→ WRITTEN PROBLEM: Where does the string "Voice" appear in the records? Copy every line that contains it.

##### DATA SUPPLIED #####

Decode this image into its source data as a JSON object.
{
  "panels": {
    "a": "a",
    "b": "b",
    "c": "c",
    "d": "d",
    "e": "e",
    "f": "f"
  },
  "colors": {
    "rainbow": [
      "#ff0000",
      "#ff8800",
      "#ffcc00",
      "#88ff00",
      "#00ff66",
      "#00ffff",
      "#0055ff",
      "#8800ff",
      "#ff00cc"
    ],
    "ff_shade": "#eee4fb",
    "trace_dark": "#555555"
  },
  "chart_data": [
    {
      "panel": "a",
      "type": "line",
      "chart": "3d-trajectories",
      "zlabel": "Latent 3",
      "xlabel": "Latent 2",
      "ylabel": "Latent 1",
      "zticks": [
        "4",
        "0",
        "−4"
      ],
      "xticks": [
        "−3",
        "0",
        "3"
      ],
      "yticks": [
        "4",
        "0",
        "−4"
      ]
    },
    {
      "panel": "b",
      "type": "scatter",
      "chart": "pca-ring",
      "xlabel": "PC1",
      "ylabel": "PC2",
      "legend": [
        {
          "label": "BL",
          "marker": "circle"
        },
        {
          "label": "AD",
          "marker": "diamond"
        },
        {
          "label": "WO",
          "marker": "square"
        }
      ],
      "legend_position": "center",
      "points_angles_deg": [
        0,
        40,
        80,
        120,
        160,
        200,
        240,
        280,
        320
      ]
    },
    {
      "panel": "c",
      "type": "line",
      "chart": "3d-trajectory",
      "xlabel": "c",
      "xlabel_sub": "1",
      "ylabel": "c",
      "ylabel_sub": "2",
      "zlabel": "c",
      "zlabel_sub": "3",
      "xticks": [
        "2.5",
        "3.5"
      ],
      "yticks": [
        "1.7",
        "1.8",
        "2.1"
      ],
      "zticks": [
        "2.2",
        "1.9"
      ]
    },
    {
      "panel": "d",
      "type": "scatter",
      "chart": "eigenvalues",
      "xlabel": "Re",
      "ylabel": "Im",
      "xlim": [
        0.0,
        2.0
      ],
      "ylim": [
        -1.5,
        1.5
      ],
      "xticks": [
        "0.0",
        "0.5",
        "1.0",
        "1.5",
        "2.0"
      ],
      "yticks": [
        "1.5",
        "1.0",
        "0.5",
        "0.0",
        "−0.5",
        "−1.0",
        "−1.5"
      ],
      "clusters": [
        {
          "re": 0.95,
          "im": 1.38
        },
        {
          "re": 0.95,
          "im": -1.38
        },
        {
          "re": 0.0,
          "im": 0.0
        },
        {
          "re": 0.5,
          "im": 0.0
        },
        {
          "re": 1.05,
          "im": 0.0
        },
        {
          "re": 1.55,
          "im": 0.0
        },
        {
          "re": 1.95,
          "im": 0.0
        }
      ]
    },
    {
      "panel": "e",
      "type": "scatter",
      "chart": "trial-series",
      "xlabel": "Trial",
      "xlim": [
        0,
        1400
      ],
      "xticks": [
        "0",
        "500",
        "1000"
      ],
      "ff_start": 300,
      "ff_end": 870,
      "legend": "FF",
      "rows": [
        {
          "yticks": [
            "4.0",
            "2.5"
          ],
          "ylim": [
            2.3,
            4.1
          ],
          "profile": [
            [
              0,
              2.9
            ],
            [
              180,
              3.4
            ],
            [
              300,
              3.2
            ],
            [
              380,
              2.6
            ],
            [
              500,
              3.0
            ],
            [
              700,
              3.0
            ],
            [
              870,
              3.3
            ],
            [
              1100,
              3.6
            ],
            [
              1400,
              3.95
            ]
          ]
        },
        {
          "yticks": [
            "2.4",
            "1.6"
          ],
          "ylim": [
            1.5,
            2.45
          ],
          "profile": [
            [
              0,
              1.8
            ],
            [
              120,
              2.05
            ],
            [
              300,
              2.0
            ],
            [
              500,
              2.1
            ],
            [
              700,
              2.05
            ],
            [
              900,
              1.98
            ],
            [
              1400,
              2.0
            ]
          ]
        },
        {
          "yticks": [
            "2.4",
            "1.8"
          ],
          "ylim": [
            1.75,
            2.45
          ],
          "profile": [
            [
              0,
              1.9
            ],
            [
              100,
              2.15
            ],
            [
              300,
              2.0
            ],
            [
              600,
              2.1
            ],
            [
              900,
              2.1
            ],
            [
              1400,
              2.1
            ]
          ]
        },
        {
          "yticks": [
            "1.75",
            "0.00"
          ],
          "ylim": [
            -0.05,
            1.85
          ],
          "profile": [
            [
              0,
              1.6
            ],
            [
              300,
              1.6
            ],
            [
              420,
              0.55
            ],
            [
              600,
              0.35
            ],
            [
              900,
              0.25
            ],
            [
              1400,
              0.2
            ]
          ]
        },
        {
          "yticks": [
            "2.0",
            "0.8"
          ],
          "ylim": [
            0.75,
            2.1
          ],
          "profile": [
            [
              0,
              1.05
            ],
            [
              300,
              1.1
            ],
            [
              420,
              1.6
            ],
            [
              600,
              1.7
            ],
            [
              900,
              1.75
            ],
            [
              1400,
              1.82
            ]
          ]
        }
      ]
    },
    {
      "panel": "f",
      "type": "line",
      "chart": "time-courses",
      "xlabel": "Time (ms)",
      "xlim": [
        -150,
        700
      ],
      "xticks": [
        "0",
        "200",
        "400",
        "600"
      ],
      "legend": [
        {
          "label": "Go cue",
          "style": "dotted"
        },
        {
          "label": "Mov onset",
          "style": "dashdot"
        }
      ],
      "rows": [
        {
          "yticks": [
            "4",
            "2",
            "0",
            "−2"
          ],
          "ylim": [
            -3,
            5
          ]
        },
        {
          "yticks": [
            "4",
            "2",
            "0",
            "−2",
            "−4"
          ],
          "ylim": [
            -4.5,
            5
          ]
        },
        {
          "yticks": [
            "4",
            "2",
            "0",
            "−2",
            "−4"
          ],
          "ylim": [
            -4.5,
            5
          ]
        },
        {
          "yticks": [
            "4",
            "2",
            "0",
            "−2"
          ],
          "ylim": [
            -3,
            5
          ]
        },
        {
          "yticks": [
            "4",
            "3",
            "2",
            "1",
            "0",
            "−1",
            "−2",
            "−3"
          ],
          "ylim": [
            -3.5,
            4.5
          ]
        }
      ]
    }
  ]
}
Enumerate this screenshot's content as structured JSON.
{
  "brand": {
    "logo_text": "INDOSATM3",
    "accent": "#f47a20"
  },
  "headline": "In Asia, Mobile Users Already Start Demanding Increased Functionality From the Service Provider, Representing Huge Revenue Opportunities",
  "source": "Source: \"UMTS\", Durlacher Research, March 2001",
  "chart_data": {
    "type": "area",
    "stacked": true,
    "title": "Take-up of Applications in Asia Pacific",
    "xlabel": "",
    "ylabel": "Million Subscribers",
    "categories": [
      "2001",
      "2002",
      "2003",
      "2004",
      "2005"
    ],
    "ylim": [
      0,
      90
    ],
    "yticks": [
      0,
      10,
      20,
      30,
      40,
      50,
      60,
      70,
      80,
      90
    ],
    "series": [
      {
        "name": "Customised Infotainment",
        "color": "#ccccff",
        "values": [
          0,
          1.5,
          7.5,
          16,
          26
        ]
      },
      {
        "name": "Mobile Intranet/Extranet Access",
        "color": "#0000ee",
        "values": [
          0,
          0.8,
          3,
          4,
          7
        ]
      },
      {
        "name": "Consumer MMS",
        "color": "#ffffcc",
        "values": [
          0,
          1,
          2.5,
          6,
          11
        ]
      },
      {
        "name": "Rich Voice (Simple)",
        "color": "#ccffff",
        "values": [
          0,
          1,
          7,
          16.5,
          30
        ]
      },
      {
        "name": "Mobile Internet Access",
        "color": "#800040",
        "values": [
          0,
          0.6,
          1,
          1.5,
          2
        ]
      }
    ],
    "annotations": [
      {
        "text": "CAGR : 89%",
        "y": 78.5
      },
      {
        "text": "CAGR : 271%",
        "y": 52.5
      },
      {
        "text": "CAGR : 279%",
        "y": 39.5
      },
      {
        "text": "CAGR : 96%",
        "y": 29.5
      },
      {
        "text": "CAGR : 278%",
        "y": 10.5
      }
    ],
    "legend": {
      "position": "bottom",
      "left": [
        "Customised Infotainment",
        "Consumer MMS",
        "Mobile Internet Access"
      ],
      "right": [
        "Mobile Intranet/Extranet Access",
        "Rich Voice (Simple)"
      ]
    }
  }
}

#####

→ ANSWER IN FULL:
        "name": "Rich Voice (Simple)",
        "Rich Voice (Simple)"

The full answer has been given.